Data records
————

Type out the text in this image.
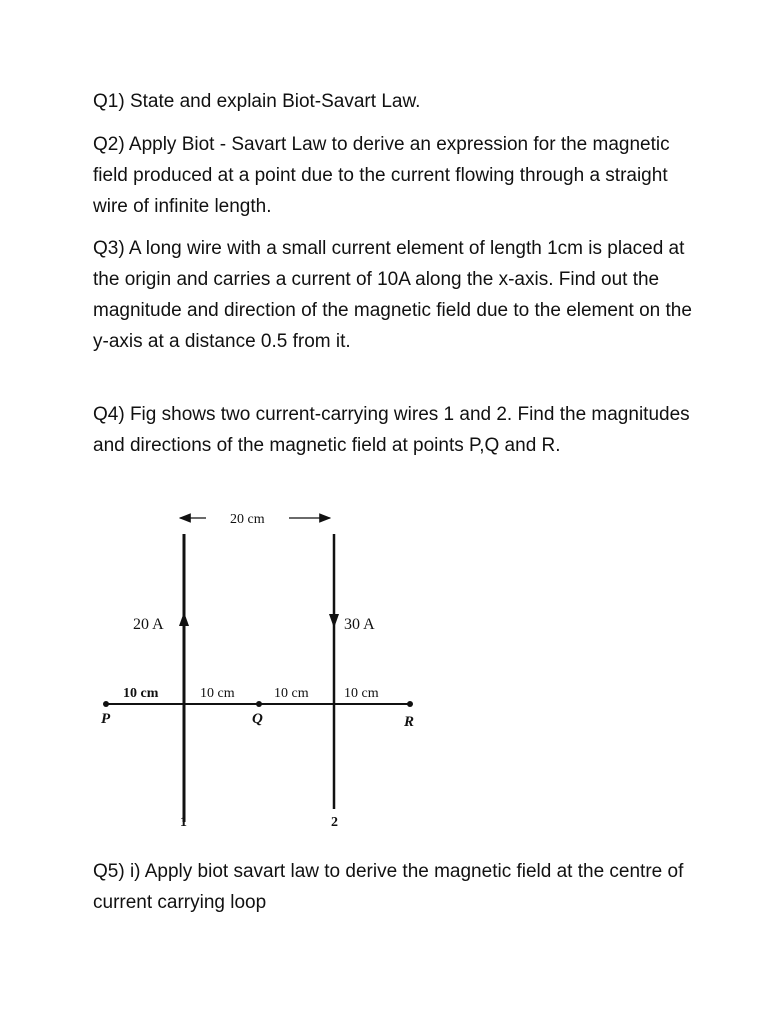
Q1) State and explain Biot-Savart Law.

Q2) Apply Biot - Savart Law to derive an expression for the magnetic field produced at a point due to the current flowing through a straight wire of infinite length.

Q3) A long wire with a small current element of length 1cm is placed at the origin and carries a current of 10A along the x-axis. Find out the magnitude and direction of the magnetic field due to the element on the y-axis at a distance 0.5 from it.

Q4) Fig shows two current-carrying wires 1 and 2. Find the magnitudes and directions of the magnetic field at points P,Q and R.

20 cm
20 A
1
30 A
2
10 cm	10 cm	10 cm	10 cm
P	Q	R

Q5) i) Apply biot savart law to derive the magnetic field at the centre of current carrying loop
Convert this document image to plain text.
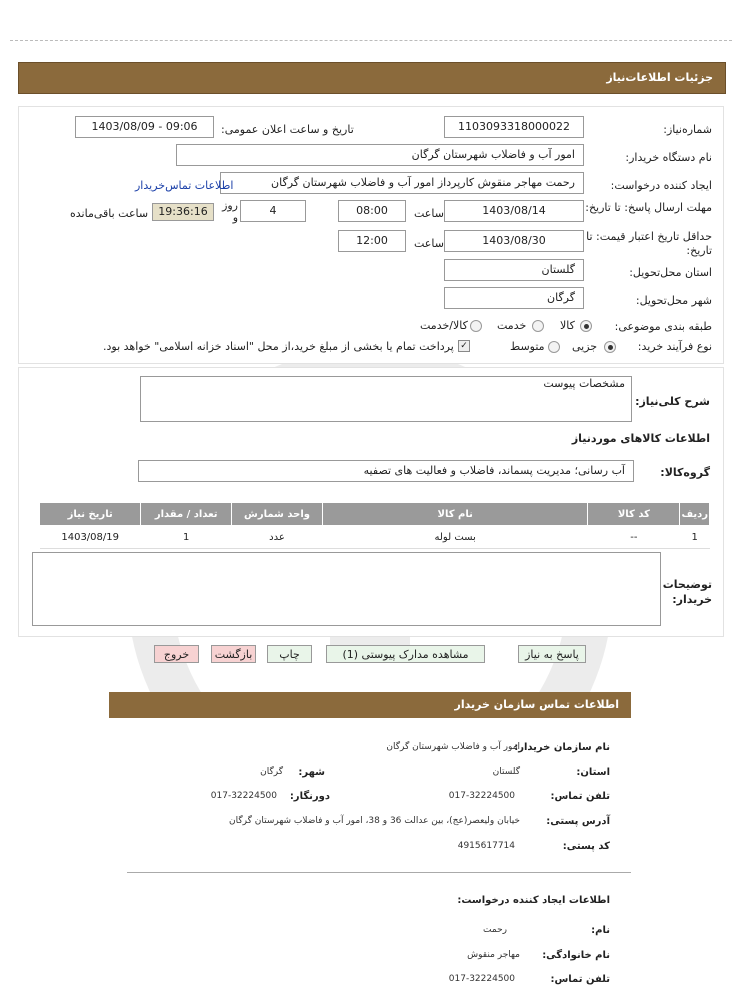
جزئیات اطلاعات‌نیاز
شماره‌نیاز:
1103093318000022
تاریخ و ساعت اعلان عمومی:
1403/08/09 - 09:06
نام دستگاه خریدار:
امور آب و فاضلاب شهرستان گرگان
ایجاد کننده درخواست:
رحمت مهاجر منقوش کارپرداز امور آب و فاضلاب شهرستان گرگان
اطلاعات تماس‌خریدار
مهلت ارسال پاسخ: تا تاریخ:
1403/08/14
ساعت
08:00
4
روز و
19:36:16
ساعت باقی‌مانده
حداقل تاریخ اعتبار قیمت: تا تاریخ:
1403/08/30
ساعت
12:00
استان محل‌تحویل:
گلستان
شهر محل‌تحویل:
گرگان
طبقه بندی موضوعی:
کالا
خدمت
کالا/خدمت
نوع فرآیند خرید:
جزیی
متوسط
✓
پرداخت تمام یا بخشی از مبلغ خرید،از محل "اسناد خزانه اسلامی" خواهد بود.
شرح کلی‌نیاز:
مشخصات پیوست
اطلاعات کالاهای موردنیاز
گروه‌کالا:
آب رسانی؛ مدیریت پسماند، فاضلاب و فعالیت های تصفیه
ردیف	کد کالا	نام کالا	واحد شمارش	تعداد / مقدار	تاریخ نیاز
1	--	بست لوله	عدد	1	1403/08/19
توضیحات خریدار:
پاسخ به نیاز
مشاهده مدارک پیوستی (1)
چاپ
بازگشت
خروج
اطلاعات تماس سازمان خریدار
نام سازمان خریدار:
امور آب و فاضلاب شهرستان گرگان
استان:
گلستان
شهر:
گرگان
تلفن تماس:
017-32224500
دورنگار:
017-32224500
آدرس پستی:
خیابان ولیعصر(عج)، بین عدالت 36 و 38، امور آب و فاضلاب شهرستان گرگان
کد پستی:
4915617714
اطلاعات ایجاد کننده درخواست:
نام:
رحمت
نام خانوادگی:
مهاجر منقوش
تلفن تماس:
017-32224500
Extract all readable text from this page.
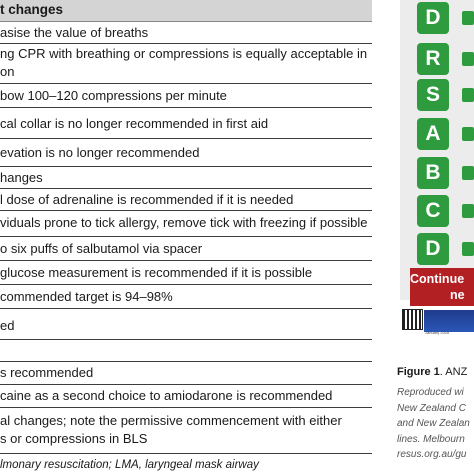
t changes
asise the value of breaths
ng CPR with breathing or compressions is equally acceptable in
on
bow 100–120 compressions per minute
cal collar is no longer recommended in first aid
evation is no longer recommended
hanges
l dose of adrenaline is recommended if it is needed
viduals prone to tick allergy, remove tick with freezing if possible
o six puffs of salbutamol via spacer
glucose measurement is recommended if it is possible
commended target is 94–98%
ed
s recommended
caine as a second choice to amiodarone is recommended
al changes; note the permissive commencement with either
s or compressions in BLS
lmonary resuscitation; LMA, laryngeal mask airway
D
R
S
A
B
C
D
Continue
ne
January 2016
Figure 1. ANZ
Reproduced wi
New Zealand C
and New Zealan
lines. Melbourn
resus.org.au/gu
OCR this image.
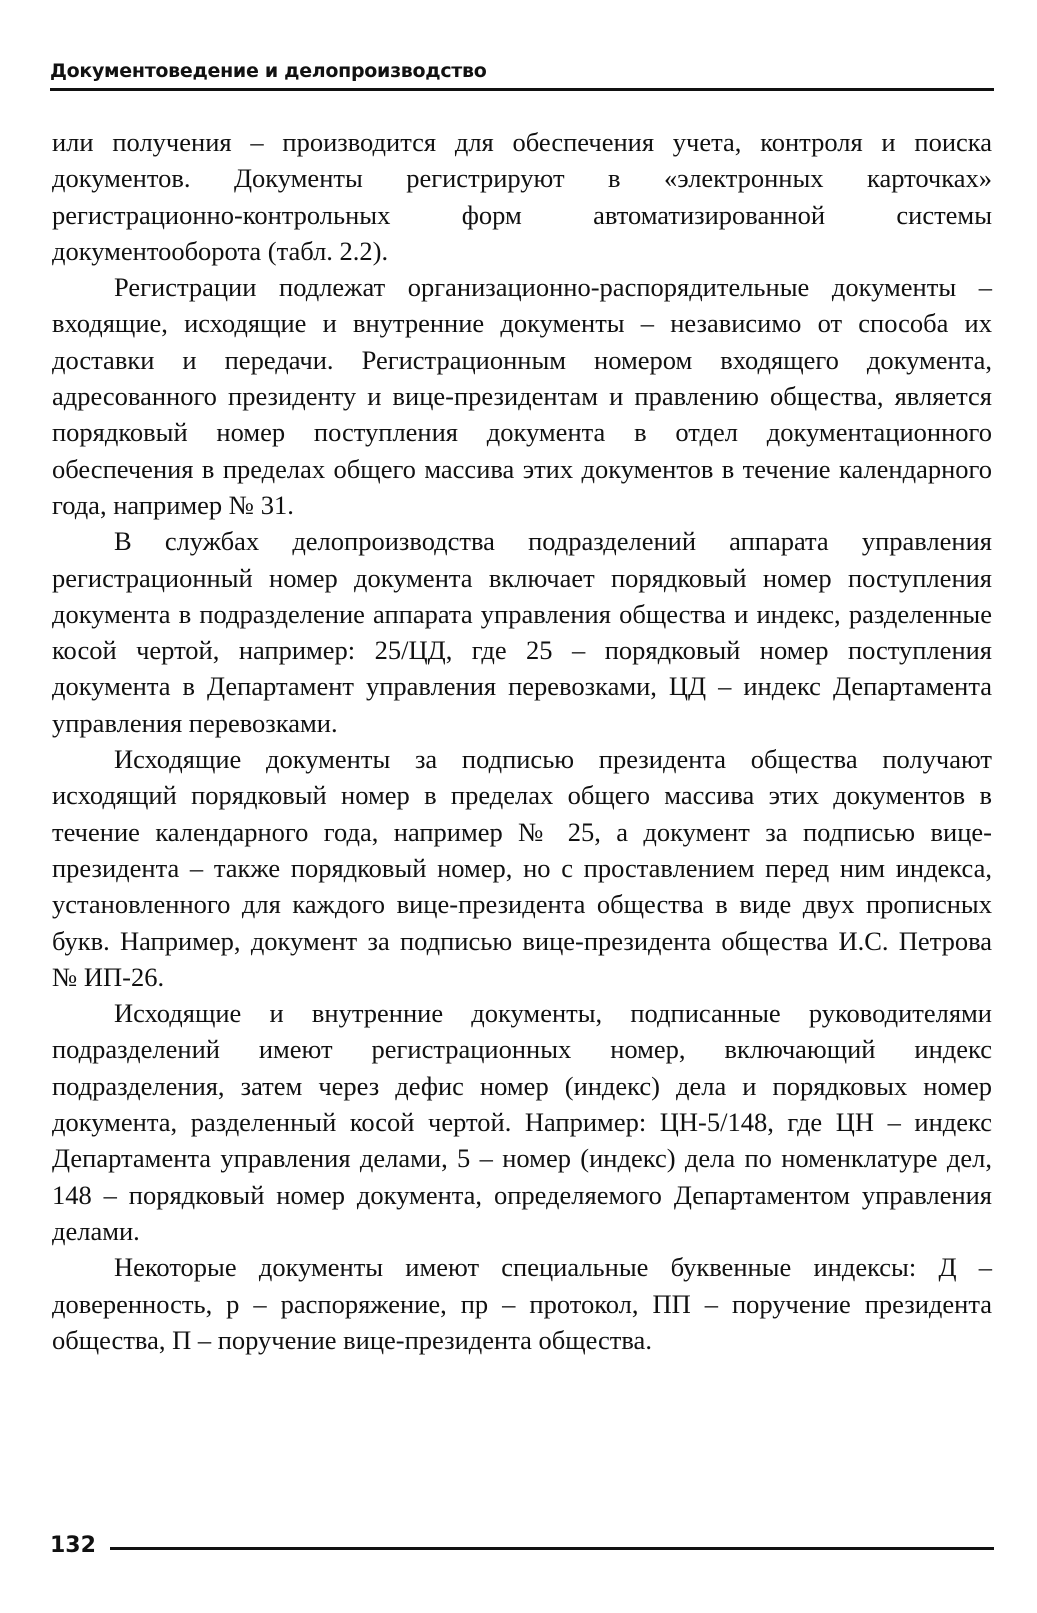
Документоведение и делопроизводство

или получения – производится для обеспечения учета, контроля и поиска документов. Документы регистрируют в «электронных карточках» регистрационно-контрольных форм автоматизированной системы документооборота (табл. 2.2).

Регистрации подлежат организационно-распорядительные документы – входящие, исходящие и внутренние документы – независимо от способа их доставки и передачи. Регистрационным номером входящего документа, адресованного президенту и вице-президентам и правлению общества, является порядковый номер поступления документа в отдел документационного обеспечения в пределах общего массива этих документов в течение календарного года, например № 31.

В службах делопроизводства подразделений аппарата управления регистрационный номер документа включает порядковый номер поступления документа в подразделение аппарата управления общества и индекс, разделенные косой чертой, например: 25/ЦД, где 25 – порядковый номер поступления документа в Департамент управления перевозками, ЦД – индекс Департамента управления перевозками.

Исходящие документы за подписью президента общества получают исходящий порядковый номер в пределах общего массива этих документов в течение календарного года, например № 25, а документ за подписью вице-президента – также порядковый номер, но с проставлением перед ним индекса, установленного для каждого вице-президента общества в виде двух прописных букв. Например, документ за подписью вице-президента общества И.С. Петрова № ИП-26.

Исходящие и внутренние документы, подписанные руководителями подразделений имеют регистрационных номер, включающий индекс подразделения, затем через дефис номер (индекс) дела и порядковых номер документа, разделенный косой чертой. Например: ЦН-5/148, где ЦН – индекс Департамента управления делами, 5 – номер (индекс) дела по номенклатуре дел, 148 – порядковый номер документа, определяемого Департаментом управления делами.

Некоторые документы имеют специальные буквенные индексы: Д – доверенность, р – распоряжение, пр – протокол, ПП – поручение президента общества, П – поручение вице-президента общества.

132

————

- _What is being asked_:
Search the entries for the word "пределах" and gather every line where it appears.

- _Solution to this exercise_:
Регистрации подлежат организационно-распорядительные документы – входящие, исходящие и внутренние документы – независимо от способа их доставки и передачи. Регистрационным номером входящего документа, адресованного президенту и вице-президентам и правлению общества, является порядковый номер поступления документа в отдел документационного обеспечения в пределах общего массива этих документов в течение календарного года, например № 31.
Исходящие документы за подписью президента общества получают исходящий порядковый номер в пределах общего массива этих документов в течение календарного года, например № 25, а документ за подписью вице-президента – также порядковый номер, но с проставлением перед ним индекса, установленного для каждого вице-президента общества в виде двух прописных букв. Например, документ за подписью вице-президента общества И.С. Петрова № ИП-26.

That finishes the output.